● **Goal**:
Reproduce the lines below, substituting "Upper mantle" for every occurrence of "Asthenosphere" and leaving everything else unchanged.

[Region boundary data]
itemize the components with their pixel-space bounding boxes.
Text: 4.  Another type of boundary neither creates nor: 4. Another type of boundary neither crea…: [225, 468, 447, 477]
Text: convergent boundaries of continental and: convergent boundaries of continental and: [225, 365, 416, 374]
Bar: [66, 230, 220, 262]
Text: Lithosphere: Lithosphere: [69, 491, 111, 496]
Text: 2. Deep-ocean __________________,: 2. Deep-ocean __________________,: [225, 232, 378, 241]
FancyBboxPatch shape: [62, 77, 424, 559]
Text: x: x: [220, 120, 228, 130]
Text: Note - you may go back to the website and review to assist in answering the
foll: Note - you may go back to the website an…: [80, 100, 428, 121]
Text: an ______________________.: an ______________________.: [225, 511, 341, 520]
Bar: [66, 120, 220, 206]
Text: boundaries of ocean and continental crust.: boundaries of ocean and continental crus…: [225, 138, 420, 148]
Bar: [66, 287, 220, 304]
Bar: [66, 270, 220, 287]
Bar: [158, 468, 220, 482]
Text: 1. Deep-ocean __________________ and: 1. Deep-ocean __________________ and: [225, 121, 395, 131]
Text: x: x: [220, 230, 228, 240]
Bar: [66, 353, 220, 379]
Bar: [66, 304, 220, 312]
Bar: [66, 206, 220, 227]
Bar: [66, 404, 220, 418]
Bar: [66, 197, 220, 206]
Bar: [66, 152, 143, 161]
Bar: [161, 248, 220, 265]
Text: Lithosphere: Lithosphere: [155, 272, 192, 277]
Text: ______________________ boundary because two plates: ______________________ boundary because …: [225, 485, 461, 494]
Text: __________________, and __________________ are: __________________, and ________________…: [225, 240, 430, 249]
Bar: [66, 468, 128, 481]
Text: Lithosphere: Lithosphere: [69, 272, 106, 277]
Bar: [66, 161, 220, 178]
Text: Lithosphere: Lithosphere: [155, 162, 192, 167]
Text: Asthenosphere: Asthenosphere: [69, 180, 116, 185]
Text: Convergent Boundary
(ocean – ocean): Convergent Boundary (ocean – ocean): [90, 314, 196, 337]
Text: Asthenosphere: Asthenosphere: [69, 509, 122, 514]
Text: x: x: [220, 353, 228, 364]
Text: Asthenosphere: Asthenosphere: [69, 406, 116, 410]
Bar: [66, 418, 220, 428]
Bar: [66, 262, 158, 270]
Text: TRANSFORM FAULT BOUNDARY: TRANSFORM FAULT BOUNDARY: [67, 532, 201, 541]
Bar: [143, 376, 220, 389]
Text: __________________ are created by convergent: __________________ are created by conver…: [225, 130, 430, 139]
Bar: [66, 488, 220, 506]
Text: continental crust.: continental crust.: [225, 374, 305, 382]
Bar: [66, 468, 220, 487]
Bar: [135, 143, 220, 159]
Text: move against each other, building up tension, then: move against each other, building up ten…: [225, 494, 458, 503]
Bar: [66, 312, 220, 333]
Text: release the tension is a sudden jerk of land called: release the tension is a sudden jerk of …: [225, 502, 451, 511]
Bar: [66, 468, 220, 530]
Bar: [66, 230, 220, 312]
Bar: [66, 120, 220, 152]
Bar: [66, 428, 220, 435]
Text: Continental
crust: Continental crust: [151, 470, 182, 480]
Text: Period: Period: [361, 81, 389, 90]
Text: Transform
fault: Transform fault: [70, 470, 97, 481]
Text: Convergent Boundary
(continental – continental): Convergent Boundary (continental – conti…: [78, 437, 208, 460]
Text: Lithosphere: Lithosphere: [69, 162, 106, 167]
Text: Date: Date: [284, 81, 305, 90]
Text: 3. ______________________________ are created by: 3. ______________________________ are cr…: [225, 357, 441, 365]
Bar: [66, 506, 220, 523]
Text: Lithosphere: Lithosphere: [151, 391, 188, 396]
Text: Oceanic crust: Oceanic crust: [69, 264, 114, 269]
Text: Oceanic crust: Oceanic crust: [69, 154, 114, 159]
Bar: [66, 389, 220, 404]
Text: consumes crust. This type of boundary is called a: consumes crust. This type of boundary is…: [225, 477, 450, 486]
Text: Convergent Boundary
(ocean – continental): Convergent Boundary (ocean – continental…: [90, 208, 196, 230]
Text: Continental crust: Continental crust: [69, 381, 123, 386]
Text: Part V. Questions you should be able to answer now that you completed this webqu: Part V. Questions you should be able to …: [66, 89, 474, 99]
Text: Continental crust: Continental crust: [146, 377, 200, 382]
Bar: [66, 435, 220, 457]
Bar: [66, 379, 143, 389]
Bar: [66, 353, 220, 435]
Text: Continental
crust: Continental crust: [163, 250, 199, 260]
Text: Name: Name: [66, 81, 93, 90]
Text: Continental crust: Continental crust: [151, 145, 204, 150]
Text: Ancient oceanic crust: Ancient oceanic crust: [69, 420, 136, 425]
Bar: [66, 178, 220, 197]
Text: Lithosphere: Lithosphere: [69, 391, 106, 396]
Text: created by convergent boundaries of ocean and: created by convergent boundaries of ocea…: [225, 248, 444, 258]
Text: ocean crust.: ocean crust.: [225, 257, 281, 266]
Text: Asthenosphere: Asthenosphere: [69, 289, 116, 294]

● **Full answer**:
itemize the components with their pixel-space bounding boxes.
Text: 4.  Another type of boundary neither creates nor: 4. Another type of boundary neither crea…: [225, 468, 447, 477]
Text: convergent boundaries of continental and: convergent boundaries of continental and: [225, 365, 416, 374]
Bar: [66, 230, 220, 262]
Text: Lithosphere: Lithosphere: [69, 491, 111, 496]
Text: 2. Deep-ocean __________________,: 2. Deep-ocean __________________,: [225, 232, 378, 241]
FancyBboxPatch shape: [62, 77, 424, 559]
Text: x: x: [220, 120, 228, 130]
Text: Note - you may go back to the website and review to assist in answering the
foll: Note - you may go back to the website an…: [80, 100, 428, 121]
Text: an ______________________.: an ______________________.: [225, 511, 341, 520]
Bar: [66, 120, 220, 206]
Text: boundaries of ocean and continental crust.: boundaries of ocean and continental crus…: [225, 138, 420, 148]
Bar: [66, 287, 220, 304]
Bar: [66, 270, 220, 287]
Bar: [158, 468, 220, 482]
Text: 1. Deep-ocean __________________ and: 1. Deep-ocean __________________ and: [225, 121, 395, 131]
Text: x: x: [220, 230, 228, 240]
Bar: [66, 353, 220, 379]
Bar: [66, 304, 220, 312]
Bar: [66, 206, 220, 227]
Bar: [66, 404, 220, 418]
Bar: [66, 197, 220, 206]
Bar: [66, 152, 143, 161]
Bar: [161, 248, 220, 265]
Text: Lithosphere: Lithosphere: [155, 272, 192, 277]
Text: ______________________ boundary because two plates: ______________________ boundary because …: [225, 485, 461, 494]
Text: __________________, and __________________ are: __________________, and ________________…: [225, 240, 430, 249]
Bar: [66, 468, 128, 481]
Text: Lithosphere: Lithosphere: [69, 272, 106, 277]
Bar: [66, 161, 220, 178]
Text: Lithosphere: Lithosphere: [155, 162, 192, 167]
Text: Upper mantle: Upper mantle: [69, 180, 116, 185]
Text: Convergent Boundary
(ocean – ocean): Convergent Boundary (ocean – ocean): [90, 314, 196, 337]
Text: Upper mantle: Upper mantle: [69, 509, 122, 514]
Text: x: x: [220, 353, 228, 364]
Text: Upper mantle: Upper mantle: [69, 406, 116, 410]
Bar: [66, 418, 220, 428]
Bar: [66, 262, 158, 270]
Text: TRANSFORM FAULT BOUNDARY: TRANSFORM FAULT BOUNDARY: [67, 532, 201, 541]
Bar: [143, 376, 220, 389]
Text: __________________ are created by convergent: __________________ are created by conver…: [225, 130, 430, 139]
Bar: [66, 488, 220, 506]
Text: continental crust.: continental crust.: [225, 374, 305, 382]
Bar: [66, 468, 220, 487]
Bar: [135, 143, 220, 159]
Text: move against each other, building up tension, then: move against each other, building up ten…: [225, 494, 458, 503]
Bar: [66, 312, 220, 333]
Text: release the tension is a sudden jerk of land called: release the tension is a sudden jerk of …: [225, 502, 451, 511]
Bar: [66, 468, 220, 530]
Bar: [66, 230, 220, 312]
Bar: [66, 120, 220, 152]
Bar: [66, 428, 220, 435]
Text: Continental
crust: Continental crust: [151, 470, 182, 480]
Text: Period: Period: [361, 81, 389, 90]
Text: Transform
fault: Transform fault: [70, 470, 97, 481]
Text: Convergent Boundary
(continental – continental): Convergent Boundary (continental – conti…: [78, 437, 208, 460]
Text: Lithosphere: Lithosphere: [69, 162, 106, 167]
Text: Date: Date: [284, 81, 305, 90]
Text: 3. ______________________________ are created by: 3. ______________________________ are cr…: [225, 357, 441, 365]
Bar: [66, 506, 220, 523]
Text: Lithosphere: Lithosphere: [151, 391, 188, 396]
Text: Oceanic crust: Oceanic crust: [69, 264, 114, 269]
Text: Oceanic crust: Oceanic crust: [69, 154, 114, 159]
Bar: [66, 389, 220, 404]
Text: consumes crust. This type of boundary is called a: consumes crust. This type of boundary is…: [225, 477, 450, 486]
Text: Convergent Boundary
(ocean – continental): Convergent Boundary (ocean – continental…: [90, 208, 196, 230]
Text: Continental crust: Continental crust: [69, 381, 123, 386]
Text: Part V. Questions you should be able to answer now that you completed this webqu: Part V. Questions you should be able to …: [66, 89, 474, 99]
Text: Continental crust: Continental crust: [146, 377, 200, 382]
Bar: [66, 435, 220, 457]
Bar: [66, 379, 143, 389]
Bar: [66, 353, 220, 435]
Text: Continental
crust: Continental crust: [163, 250, 199, 260]
Text: Name: Name: [66, 81, 93, 90]
Text: Continental crust: Continental crust: [151, 145, 204, 150]
Text: Ancient oceanic crust: Ancient oceanic crust: [69, 420, 136, 425]
Bar: [66, 178, 220, 197]
Text: Lithosphere: Lithosphere: [69, 391, 106, 396]
Text: created by convergent boundaries of ocean and: created by convergent boundaries of ocea…: [225, 248, 444, 258]
Text: ocean crust.: ocean crust.: [225, 257, 281, 266]
Text: Upper mantle: Upper mantle: [69, 289, 116, 294]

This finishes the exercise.